(Stored entries)
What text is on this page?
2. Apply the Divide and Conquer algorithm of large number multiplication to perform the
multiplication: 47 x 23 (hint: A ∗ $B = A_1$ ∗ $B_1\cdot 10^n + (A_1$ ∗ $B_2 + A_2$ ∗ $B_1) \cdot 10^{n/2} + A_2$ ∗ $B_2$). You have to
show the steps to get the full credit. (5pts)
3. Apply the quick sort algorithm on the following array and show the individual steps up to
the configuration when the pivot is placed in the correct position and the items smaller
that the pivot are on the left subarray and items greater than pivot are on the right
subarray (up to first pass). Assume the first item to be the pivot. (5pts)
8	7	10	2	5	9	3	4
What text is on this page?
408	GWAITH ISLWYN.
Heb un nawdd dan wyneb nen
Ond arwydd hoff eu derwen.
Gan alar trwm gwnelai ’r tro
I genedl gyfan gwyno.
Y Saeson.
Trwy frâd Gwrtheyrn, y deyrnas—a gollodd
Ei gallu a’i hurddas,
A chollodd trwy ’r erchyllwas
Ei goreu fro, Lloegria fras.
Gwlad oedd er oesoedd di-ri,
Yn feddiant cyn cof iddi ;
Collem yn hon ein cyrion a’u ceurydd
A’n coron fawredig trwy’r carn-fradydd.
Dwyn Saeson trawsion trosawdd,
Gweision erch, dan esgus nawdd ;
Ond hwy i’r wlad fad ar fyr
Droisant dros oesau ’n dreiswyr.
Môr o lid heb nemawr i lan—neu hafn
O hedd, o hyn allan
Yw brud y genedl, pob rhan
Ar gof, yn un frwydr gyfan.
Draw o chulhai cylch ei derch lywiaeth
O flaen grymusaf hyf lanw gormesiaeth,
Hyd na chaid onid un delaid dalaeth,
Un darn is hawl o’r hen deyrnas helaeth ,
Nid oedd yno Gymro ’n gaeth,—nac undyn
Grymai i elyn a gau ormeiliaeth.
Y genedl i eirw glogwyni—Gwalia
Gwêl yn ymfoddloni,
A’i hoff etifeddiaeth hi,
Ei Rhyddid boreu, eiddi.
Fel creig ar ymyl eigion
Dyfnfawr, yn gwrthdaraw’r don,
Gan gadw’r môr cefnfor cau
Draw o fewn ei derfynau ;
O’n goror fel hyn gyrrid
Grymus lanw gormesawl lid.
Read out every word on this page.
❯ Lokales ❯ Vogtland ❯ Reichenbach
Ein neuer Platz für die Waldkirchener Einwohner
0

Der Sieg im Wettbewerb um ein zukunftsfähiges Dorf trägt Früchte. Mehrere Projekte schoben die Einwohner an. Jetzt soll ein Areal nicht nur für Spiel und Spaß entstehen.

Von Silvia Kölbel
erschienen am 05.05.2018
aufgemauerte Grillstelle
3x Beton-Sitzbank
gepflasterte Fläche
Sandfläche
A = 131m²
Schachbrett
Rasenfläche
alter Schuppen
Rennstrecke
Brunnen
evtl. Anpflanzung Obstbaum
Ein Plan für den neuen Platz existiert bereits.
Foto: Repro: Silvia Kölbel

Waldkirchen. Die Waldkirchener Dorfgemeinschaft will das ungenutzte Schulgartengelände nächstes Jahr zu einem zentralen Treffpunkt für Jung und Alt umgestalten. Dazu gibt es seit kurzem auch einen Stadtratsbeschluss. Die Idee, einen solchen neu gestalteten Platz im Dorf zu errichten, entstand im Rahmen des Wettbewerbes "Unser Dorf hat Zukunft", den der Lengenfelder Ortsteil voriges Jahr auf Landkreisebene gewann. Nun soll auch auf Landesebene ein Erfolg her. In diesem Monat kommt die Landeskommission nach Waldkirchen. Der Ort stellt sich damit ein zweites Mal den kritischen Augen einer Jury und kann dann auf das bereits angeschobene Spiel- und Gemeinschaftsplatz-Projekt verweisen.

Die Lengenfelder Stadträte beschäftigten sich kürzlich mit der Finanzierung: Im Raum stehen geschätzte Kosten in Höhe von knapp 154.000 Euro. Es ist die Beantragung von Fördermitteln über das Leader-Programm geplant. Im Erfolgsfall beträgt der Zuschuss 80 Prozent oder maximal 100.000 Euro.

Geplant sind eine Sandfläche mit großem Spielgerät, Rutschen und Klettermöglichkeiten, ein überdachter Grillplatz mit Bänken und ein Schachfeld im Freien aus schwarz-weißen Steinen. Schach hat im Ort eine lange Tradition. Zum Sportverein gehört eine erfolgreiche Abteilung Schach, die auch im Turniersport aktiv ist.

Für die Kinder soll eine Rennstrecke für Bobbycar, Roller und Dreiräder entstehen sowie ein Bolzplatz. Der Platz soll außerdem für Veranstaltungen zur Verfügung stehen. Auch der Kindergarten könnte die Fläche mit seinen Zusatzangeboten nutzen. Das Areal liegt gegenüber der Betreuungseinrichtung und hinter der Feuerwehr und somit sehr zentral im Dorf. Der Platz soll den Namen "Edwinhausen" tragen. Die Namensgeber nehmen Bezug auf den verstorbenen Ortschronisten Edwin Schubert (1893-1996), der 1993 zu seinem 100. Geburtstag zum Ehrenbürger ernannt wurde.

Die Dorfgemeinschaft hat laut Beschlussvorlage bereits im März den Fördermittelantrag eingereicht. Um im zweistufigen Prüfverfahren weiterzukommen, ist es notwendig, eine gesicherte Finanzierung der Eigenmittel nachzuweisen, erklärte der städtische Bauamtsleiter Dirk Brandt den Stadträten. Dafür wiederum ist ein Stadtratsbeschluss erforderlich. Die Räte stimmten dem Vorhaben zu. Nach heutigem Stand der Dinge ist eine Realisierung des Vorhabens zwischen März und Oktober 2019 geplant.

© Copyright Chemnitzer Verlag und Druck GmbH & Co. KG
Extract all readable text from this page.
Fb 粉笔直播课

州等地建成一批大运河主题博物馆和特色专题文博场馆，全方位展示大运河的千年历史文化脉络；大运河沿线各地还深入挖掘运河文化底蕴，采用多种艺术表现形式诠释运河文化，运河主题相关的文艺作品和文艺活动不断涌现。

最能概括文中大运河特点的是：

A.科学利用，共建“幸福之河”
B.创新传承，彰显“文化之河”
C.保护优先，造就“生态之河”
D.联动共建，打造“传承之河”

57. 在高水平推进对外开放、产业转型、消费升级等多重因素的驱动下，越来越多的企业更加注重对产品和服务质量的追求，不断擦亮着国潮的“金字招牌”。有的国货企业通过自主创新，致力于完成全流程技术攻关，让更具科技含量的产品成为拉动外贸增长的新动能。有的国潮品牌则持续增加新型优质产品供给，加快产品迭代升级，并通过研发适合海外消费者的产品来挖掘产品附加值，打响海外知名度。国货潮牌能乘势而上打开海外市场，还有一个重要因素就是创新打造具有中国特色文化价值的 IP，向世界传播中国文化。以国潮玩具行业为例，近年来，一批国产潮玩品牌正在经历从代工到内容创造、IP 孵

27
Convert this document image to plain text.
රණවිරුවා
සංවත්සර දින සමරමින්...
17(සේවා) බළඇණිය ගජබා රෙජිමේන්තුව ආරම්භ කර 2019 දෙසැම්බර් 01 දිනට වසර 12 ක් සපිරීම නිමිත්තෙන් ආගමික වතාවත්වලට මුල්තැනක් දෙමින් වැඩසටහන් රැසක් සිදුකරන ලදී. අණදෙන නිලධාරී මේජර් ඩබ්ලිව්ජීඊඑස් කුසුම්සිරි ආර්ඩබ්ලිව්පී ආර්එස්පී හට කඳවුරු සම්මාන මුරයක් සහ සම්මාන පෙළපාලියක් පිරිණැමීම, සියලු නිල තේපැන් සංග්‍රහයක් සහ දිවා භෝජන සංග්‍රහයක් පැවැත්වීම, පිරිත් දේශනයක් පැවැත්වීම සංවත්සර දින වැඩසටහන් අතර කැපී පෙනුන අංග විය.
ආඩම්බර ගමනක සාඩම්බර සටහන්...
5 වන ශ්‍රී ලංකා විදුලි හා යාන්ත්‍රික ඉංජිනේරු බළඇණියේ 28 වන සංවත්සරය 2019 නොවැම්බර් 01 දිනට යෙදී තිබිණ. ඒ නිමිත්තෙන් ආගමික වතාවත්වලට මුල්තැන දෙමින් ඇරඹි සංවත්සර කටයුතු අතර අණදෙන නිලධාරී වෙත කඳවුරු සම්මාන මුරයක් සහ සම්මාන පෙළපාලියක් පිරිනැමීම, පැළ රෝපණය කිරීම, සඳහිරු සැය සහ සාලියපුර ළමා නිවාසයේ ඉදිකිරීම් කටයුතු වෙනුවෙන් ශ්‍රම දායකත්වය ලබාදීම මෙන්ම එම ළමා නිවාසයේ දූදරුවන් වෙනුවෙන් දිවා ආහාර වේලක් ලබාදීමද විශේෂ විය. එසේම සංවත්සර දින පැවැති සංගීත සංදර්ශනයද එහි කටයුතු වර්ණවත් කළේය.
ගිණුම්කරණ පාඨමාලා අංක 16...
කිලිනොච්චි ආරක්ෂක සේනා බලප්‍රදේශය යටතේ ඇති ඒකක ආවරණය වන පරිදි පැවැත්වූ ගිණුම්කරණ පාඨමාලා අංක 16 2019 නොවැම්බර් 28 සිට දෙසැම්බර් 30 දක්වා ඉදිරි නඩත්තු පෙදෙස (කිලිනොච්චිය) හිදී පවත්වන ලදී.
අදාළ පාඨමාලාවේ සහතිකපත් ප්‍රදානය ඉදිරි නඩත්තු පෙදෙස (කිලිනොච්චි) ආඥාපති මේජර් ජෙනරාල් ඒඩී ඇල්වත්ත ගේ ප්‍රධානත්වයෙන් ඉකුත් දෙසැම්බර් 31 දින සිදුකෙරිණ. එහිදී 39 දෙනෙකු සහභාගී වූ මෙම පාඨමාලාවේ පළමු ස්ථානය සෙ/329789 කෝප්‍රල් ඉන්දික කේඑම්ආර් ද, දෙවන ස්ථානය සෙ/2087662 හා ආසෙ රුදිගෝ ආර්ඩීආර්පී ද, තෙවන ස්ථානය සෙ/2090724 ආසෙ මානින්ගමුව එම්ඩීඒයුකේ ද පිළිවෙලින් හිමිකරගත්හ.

## EXERCISE:
Read the entries above, then pull out the lines that include "gyfan".

## OUTPUT OF THE EXERCISE:
I genedl gyfan gwyno.
Ar gof, yn un frwydr gyfan.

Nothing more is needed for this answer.